#### Document segment:
## START

Tiny houses can be magical dwellings.
In books and life, they’re places where people — unencumbered by excess space or distraction — retreat to deepen their relationships with themselves or others.
My enchantment with tiny houses began with The Smurfs because they lived in tiny houses like this:
As a kid, I loved the magic of the Smurfs’ forest, the conjury of Papa’s potions, the adventure of the journeys to visit sages and healers, and the earthiness of the medieval setting.
I loved the show so much, in fact, that when I spent weekends at my grandparents’ house, I would set the kitchen timer for an hour every hour on Friday nights all the way till 6 a.m. on Saturdays when the show came on. I would savor The Smurfs, and then go back to bed and sleep till Scooby-Doo came on at noon.
What I loved about The Smurfs was that they lived in a utopian village in the woods — and that each Smurf had his own mushroom. Or her own mushroom. Personal spaces of retreat where each Smurf worked at their own skill or nurtured their own nature.
- Papa Smurf concocted magical brews in his own mushroom.
- Greedy Smurf baked pies in his own mushroom.

## END

#### Extracted records:

## START

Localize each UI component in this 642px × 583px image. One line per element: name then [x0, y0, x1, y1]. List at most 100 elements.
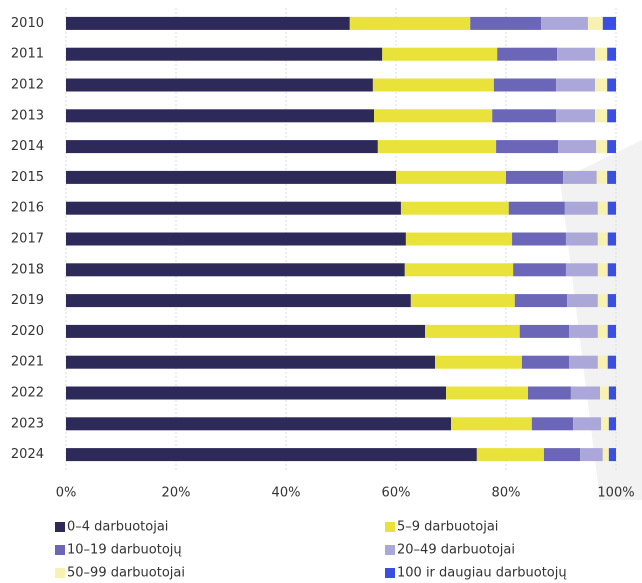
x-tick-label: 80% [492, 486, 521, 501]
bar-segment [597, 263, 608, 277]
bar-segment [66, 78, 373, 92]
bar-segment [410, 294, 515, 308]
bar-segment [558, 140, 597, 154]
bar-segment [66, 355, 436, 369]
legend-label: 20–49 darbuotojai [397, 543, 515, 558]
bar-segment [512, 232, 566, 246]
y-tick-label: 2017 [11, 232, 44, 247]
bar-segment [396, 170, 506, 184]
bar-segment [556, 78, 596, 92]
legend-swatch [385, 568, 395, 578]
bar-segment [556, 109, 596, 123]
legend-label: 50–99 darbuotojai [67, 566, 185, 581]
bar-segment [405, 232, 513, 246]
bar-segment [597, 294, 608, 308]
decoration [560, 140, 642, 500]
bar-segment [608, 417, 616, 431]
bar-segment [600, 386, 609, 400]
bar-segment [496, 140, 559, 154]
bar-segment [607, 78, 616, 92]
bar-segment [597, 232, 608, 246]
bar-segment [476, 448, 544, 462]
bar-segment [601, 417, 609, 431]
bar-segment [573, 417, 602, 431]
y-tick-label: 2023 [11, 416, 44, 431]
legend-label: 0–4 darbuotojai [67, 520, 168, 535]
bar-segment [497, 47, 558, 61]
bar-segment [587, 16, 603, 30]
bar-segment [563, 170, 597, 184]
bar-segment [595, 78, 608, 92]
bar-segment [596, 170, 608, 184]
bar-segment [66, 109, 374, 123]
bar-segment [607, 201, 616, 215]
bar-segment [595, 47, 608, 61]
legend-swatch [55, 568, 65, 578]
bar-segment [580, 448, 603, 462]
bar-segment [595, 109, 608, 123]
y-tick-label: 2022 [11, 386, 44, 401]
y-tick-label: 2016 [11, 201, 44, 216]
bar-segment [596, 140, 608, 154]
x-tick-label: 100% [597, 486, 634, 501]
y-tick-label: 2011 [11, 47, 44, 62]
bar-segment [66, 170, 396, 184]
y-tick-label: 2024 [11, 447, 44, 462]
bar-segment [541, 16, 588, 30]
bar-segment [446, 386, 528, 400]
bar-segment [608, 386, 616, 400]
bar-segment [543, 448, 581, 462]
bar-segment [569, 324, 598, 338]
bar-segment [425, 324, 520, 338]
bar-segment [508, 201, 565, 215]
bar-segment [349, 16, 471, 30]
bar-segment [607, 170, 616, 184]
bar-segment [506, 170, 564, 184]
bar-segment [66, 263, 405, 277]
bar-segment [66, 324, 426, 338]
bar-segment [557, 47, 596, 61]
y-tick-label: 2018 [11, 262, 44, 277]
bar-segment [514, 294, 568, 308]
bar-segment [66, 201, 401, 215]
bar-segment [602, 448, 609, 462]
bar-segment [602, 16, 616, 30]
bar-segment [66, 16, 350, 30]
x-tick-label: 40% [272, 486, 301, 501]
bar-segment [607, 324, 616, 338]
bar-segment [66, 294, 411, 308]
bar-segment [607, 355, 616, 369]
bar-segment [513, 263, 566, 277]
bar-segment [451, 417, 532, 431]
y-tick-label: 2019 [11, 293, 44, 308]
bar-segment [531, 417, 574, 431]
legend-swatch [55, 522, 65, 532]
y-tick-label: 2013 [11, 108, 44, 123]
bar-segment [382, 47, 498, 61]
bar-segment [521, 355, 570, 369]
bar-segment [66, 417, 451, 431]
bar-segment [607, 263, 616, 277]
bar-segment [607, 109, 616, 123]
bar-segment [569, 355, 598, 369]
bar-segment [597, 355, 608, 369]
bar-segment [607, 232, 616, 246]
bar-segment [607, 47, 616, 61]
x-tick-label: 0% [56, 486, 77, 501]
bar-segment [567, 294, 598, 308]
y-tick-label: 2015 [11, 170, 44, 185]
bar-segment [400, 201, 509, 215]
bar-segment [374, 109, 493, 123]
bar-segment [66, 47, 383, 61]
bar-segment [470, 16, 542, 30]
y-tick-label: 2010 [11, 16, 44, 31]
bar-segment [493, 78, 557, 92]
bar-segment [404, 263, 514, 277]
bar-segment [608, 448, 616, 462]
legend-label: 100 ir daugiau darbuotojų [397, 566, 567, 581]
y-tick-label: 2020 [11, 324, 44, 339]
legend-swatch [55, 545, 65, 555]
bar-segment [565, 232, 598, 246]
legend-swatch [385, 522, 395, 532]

## END
## START

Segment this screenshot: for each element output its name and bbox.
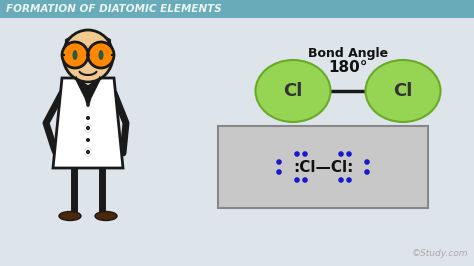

## END

#### To do:
**1.** Duplicate the passage about tiny houses between "I loved the show" and "on at noon.", inclusive.
**2.** How many lines of the entries contain the string "name", with case counting? Give only the number.

#### Solved tasks:
**1.**
I loved the show so much, in fact, that when I spent weekends at my grandparents’ house, I would set the kitchen timer for an hour every hour on Friday nights all the way till 6 a.m. on Saturdays when the show came on. I would savor The Smurfs, and then go back to bed and sleep till Scooby-Doo came on at noon.

**2.** 2